### Prompt
Write the entries below out again exactly; any picture in them stays out.

┄┄┄┄┄┄┄┄┄┄

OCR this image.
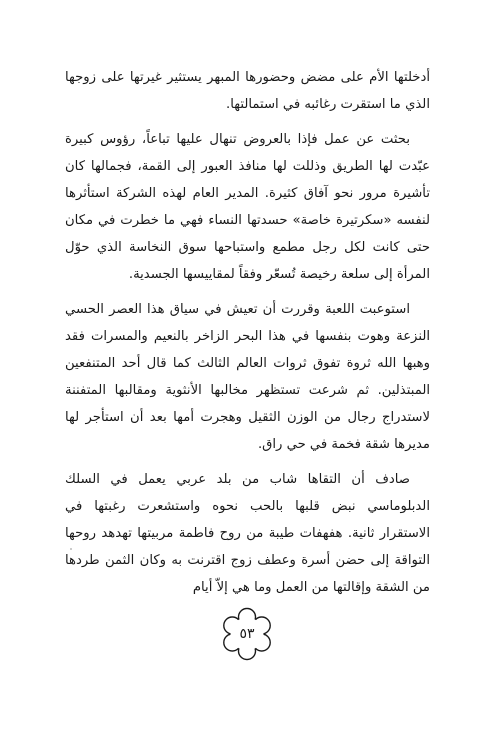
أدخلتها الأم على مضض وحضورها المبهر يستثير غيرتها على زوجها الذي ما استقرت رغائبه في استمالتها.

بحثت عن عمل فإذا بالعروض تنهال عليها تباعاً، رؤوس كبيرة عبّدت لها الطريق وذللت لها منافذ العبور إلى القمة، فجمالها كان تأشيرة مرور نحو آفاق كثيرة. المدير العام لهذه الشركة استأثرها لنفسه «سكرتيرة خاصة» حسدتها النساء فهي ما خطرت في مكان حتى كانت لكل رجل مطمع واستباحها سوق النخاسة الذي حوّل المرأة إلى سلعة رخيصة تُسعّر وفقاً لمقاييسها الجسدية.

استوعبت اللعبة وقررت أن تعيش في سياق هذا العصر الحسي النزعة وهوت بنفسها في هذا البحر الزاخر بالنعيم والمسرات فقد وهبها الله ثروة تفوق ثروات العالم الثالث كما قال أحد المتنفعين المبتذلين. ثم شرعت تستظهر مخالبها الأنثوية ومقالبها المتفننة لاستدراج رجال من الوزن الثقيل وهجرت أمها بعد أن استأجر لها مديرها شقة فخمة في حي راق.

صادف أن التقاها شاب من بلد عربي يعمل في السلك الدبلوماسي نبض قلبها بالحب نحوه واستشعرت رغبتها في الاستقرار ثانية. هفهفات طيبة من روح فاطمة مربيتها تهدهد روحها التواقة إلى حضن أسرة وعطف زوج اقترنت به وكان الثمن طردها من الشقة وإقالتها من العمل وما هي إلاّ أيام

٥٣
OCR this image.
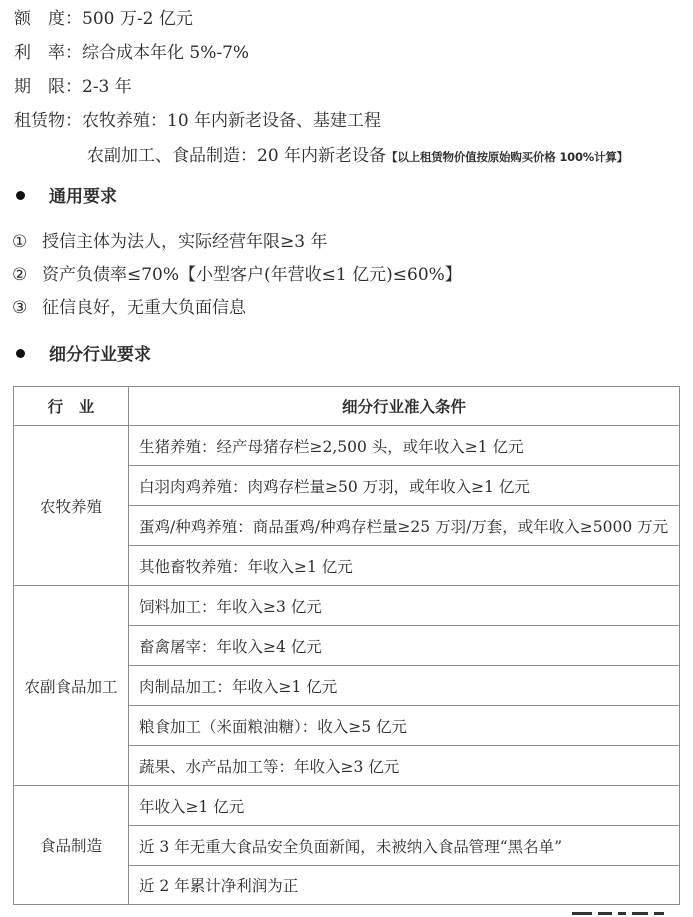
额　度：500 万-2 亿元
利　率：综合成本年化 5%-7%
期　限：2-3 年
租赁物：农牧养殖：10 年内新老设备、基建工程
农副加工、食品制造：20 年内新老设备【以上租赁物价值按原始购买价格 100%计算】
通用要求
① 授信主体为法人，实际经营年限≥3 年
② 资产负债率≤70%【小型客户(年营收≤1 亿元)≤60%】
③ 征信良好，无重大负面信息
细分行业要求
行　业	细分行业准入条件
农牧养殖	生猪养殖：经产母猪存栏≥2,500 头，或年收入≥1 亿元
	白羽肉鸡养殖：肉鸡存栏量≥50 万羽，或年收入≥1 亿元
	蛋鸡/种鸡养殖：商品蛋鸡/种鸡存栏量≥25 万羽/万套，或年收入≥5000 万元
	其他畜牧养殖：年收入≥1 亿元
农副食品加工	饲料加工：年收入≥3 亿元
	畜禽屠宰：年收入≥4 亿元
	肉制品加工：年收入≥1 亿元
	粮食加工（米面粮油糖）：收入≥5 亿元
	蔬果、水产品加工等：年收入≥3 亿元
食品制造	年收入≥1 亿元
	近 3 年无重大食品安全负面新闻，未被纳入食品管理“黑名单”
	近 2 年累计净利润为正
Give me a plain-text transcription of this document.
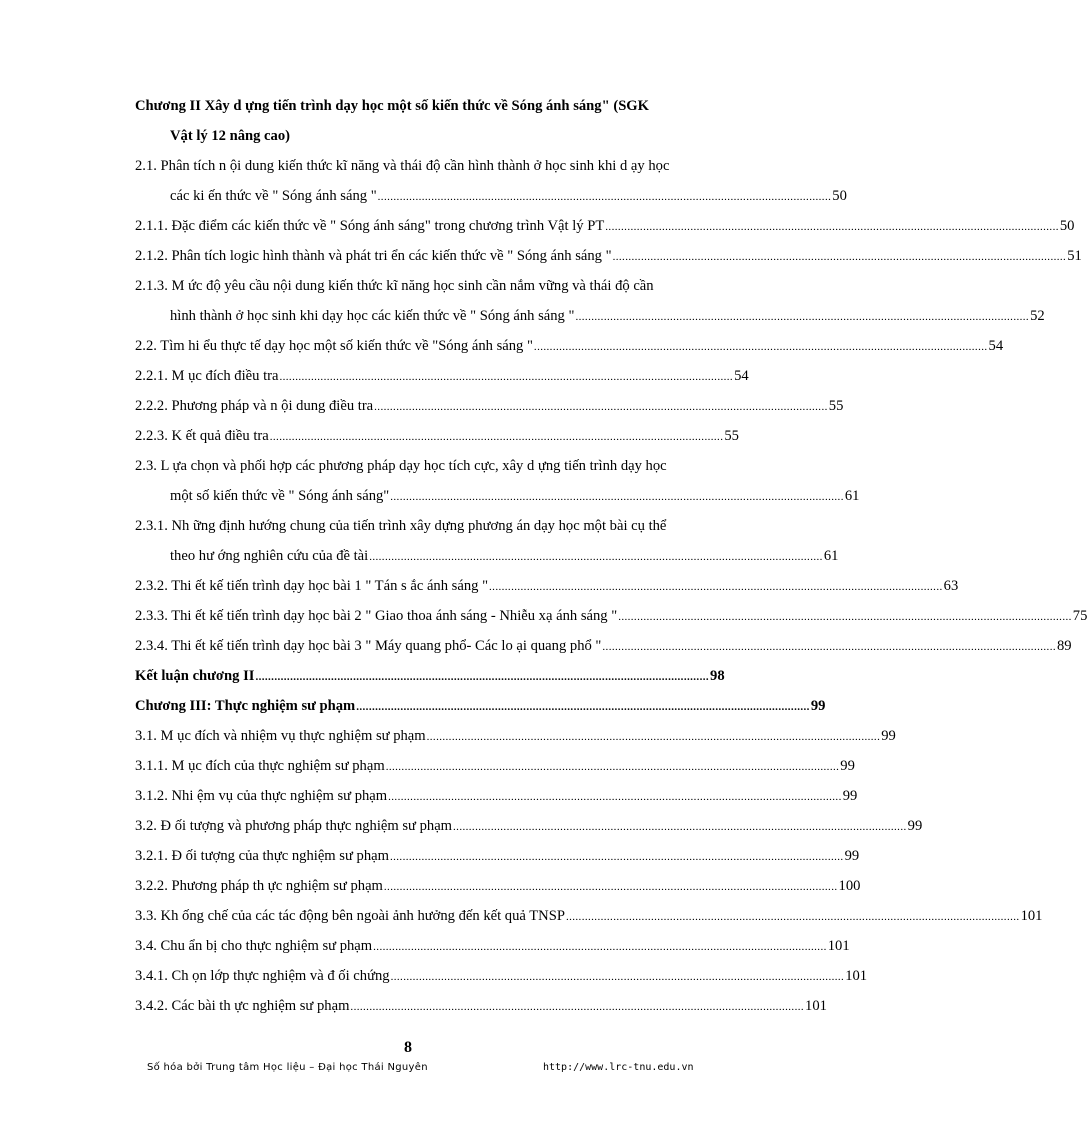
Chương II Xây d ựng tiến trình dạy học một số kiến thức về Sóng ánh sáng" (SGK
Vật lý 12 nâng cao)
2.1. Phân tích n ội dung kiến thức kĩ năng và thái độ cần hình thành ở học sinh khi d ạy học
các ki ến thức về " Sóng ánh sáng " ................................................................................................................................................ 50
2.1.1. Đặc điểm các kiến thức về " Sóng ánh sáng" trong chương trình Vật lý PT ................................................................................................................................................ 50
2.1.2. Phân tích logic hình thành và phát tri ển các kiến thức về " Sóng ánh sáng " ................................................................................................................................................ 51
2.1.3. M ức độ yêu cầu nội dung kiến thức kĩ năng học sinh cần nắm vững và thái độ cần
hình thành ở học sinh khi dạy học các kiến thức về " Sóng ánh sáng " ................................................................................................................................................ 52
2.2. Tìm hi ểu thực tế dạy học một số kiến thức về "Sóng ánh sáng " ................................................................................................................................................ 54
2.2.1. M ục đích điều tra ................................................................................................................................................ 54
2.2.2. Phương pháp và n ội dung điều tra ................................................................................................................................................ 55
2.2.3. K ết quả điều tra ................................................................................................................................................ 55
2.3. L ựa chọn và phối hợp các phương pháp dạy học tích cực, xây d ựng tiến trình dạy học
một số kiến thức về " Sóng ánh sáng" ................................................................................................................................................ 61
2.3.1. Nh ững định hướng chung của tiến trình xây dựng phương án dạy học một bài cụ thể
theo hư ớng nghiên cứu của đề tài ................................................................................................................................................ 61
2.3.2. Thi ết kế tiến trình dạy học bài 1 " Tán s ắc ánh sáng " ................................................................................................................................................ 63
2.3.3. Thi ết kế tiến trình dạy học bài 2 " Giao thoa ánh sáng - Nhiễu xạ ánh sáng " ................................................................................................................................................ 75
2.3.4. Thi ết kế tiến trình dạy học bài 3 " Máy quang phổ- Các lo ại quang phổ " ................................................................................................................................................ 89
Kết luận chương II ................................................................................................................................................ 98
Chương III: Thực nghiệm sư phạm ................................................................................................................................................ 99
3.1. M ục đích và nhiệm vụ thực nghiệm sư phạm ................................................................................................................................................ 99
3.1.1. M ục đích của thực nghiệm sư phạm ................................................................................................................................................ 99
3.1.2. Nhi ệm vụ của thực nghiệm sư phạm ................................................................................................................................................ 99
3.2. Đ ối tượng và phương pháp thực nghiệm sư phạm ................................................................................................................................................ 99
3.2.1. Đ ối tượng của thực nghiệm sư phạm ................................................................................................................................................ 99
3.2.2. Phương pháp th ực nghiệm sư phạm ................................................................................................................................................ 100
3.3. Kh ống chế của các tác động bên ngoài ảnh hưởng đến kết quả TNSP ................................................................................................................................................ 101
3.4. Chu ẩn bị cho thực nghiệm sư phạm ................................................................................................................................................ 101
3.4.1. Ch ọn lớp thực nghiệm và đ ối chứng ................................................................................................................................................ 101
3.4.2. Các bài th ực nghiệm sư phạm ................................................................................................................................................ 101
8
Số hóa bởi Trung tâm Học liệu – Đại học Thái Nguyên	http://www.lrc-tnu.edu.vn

┄┄┄┄┄┄┄┄┄┄

### Exercise response
OCR this image.
أدخلتها الأم على مضض وحضورها المبهر يستثير غيرتها على زوجها الذي ما استقرت رغائبه في استمالتها.

بحثت عن عمل فإذا بالعروض تنهال عليها تباعاً، رؤوس كبيرة عبّدت لها الطريق وذللت لها منافذ العبور إلى القمة، فجمالها كان تأشيرة مرور نحو آفاق كثيرة. المدير العام لهذه الشركة استأثرها لنفسه «سكرتيرة خاصة» حسدتها النساء فهي ما خطرت في مكان حتى كانت لكل رجل مطمع واستباحها سوق النخاسة الذي حوّل المرأة إلى سلعة رخيصة تُسعّر وفقاً لمقاييسها الجسدية.

استوعبت اللعبة وقررت أن تعيش في سياق هذا العصر الحسي النزعة وهوت بنفسها في هذا البحر الزاخر بالنعيم والمسرات فقد وهبها الله ثروة تفوق ثروات العالم الثالث كما قال أحد المتنفعين المبتذلين. ثم شرعت تستظهر مخالبها الأنثوية ومقالبها المتفننة لاستدراج رجال من الوزن الثقيل وهجرت أمها بعد أن استأجر لها مديرها شقة فخمة في حي راق.

صادف أن التقاها شاب من بلد عربي يعمل في السلك الدبلوماسي نبض قلبها بالحب نحوه واستشعرت رغبتها في الاستقرار ثانية. هفهفات طيبة من روح فاطمة مربيتها تهدهد روحها التواقة إلى حضن أسرة وعطف زوج اقترنت به وكان الثمن طردها من الشقة وإقالتها من العمل وما هي إلاّ أيام

٥٣
OCR this image.
额　度：500 万-2 亿元
利　率：综合成本年化 5%-7%
期　限：2-3 年
租赁物：农牧养殖：10 年内新老设备、基建工程
农副加工、食品制造：20 年内新老设备【以上租赁物价值按原始购买价格 100%计算】
通用要求
① 授信主体为法人，实际经营年限≥3 年
② 资产负债率≤70%【小型客户(年营收≤1 亿元)≤60%】
③ 征信良好，无重大负面信息
细分行业要求
行　业	细分行业准入条件
农牧养殖	生猪养殖：经产母猪存栏≥2,500 头，或年收入≥1 亿元
	白羽肉鸡养殖：肉鸡存栏量≥50 万羽，或年收入≥1 亿元
	蛋鸡/种鸡养殖：商品蛋鸡/种鸡存栏量≥25 万羽/万套，或年收入≥5000 万元
	其他畜牧养殖：年收入≥1 亿元
农副食品加工	饲料加工：年收入≥3 亿元
	畜禽屠宰：年收入≥4 亿元
	肉制品加工：年收入≥1 亿元
	粮食加工（米面粮油糖）：收入≥5 亿元
	蔬果、水产品加工等：年收入≥3 亿元
食品制造	年收入≥1 亿元
	近 3 年无重大食品安全负面新闻，未被纳入食品管理“黑名单”
	近 2 年累计净利润为正
Give me a plain-text transcription of this document.
Chương II Xây d ựng tiến trình dạy học một số kiến thức về Sóng ánh sáng" (SGK
Vật lý 12 nâng cao)
2.1. Phân tích n ội dung kiến thức kĩ năng và thái độ cần hình thành ở học sinh khi d ạy học
các ki ến thức về " Sóng ánh sáng " ................................................................................................................................................ 50
2.1.1. Đặc điểm các kiến thức về " Sóng ánh sáng" trong chương trình Vật lý PT ................................................................................................................................................ 50
2.1.2. Phân tích logic hình thành và phát tri ển các kiến thức về " Sóng ánh sáng " ................................................................................................................................................ 51
2.1.3. M ức độ yêu cầu nội dung kiến thức kĩ năng học sinh cần nắm vững và thái độ cần
hình thành ở học sinh khi dạy học các kiến thức về " Sóng ánh sáng " ................................................................................................................................................ 52
2.2. Tìm hi ểu thực tế dạy học một số kiến thức về "Sóng ánh sáng " ................................................................................................................................................ 54
2.2.1. M ục đích điều tra ................................................................................................................................................ 54
2.2.2. Phương pháp và n ội dung điều tra ................................................................................................................................................ 55
2.2.3. K ết quả điều tra ................................................................................................................................................ 55
2.3. L ựa chọn và phối hợp các phương pháp dạy học tích cực, xây d ựng tiến trình dạy học
một số kiến thức về " Sóng ánh sáng" ................................................................................................................................................ 61
2.3.1. Nh ững định hướng chung của tiến trình xây dựng phương án dạy học một bài cụ thể
theo hư ớng nghiên cứu của đề tài ................................................................................................................................................ 61
2.3.2. Thi ết kế tiến trình dạy học bài 1 " Tán s ắc ánh sáng " ................................................................................................................................................ 63
2.3.3. Thi ết kế tiến trình dạy học bài 2 " Giao thoa ánh sáng - Nhiễu xạ ánh sáng " ................................................................................................................................................ 75
2.3.4. Thi ết kế tiến trình dạy học bài 3 " Máy quang phổ- Các lo ại quang phổ " ................................................................................................................................................ 89
Kết luận chương II ................................................................................................................................................ 98
Chương III: Thực nghiệm sư phạm ................................................................................................................................................ 99
3.1. M ục đích và nhiệm vụ thực nghiệm sư phạm ................................................................................................................................................ 99
3.1.1. M ục đích của thực nghiệm sư phạm ................................................................................................................................................ 99
3.1.2. Nhi ệm vụ của thực nghiệm sư phạm ................................................................................................................................................ 99
3.2. Đ ối tượng và phương pháp thực nghiệm sư phạm ................................................................................................................................................ 99
3.2.1. Đ ối tượng của thực nghiệm sư phạm ................................................................................................................................................ 99
3.2.2. Phương pháp th ực nghiệm sư phạm ................................................................................................................................................ 100
3.3. Kh ống chế của các tác động bên ngoài ảnh hưởng đến kết quả TNSP ................................................................................................................................................ 101
3.4. Chu ẩn bị cho thực nghiệm sư phạm ................................................................................................................................................ 101
3.4.1. Ch ọn lớp thực nghiệm và đ ối chứng ................................................................................................................................................ 101
3.4.2. Các bài th ực nghiệm sư phạm ................................................................................................................................................ 101
8
Số hóa bởi Trung tâm Học liệu – Đại học Thái Nguyên	http://www.lrc-tnu.edu.vn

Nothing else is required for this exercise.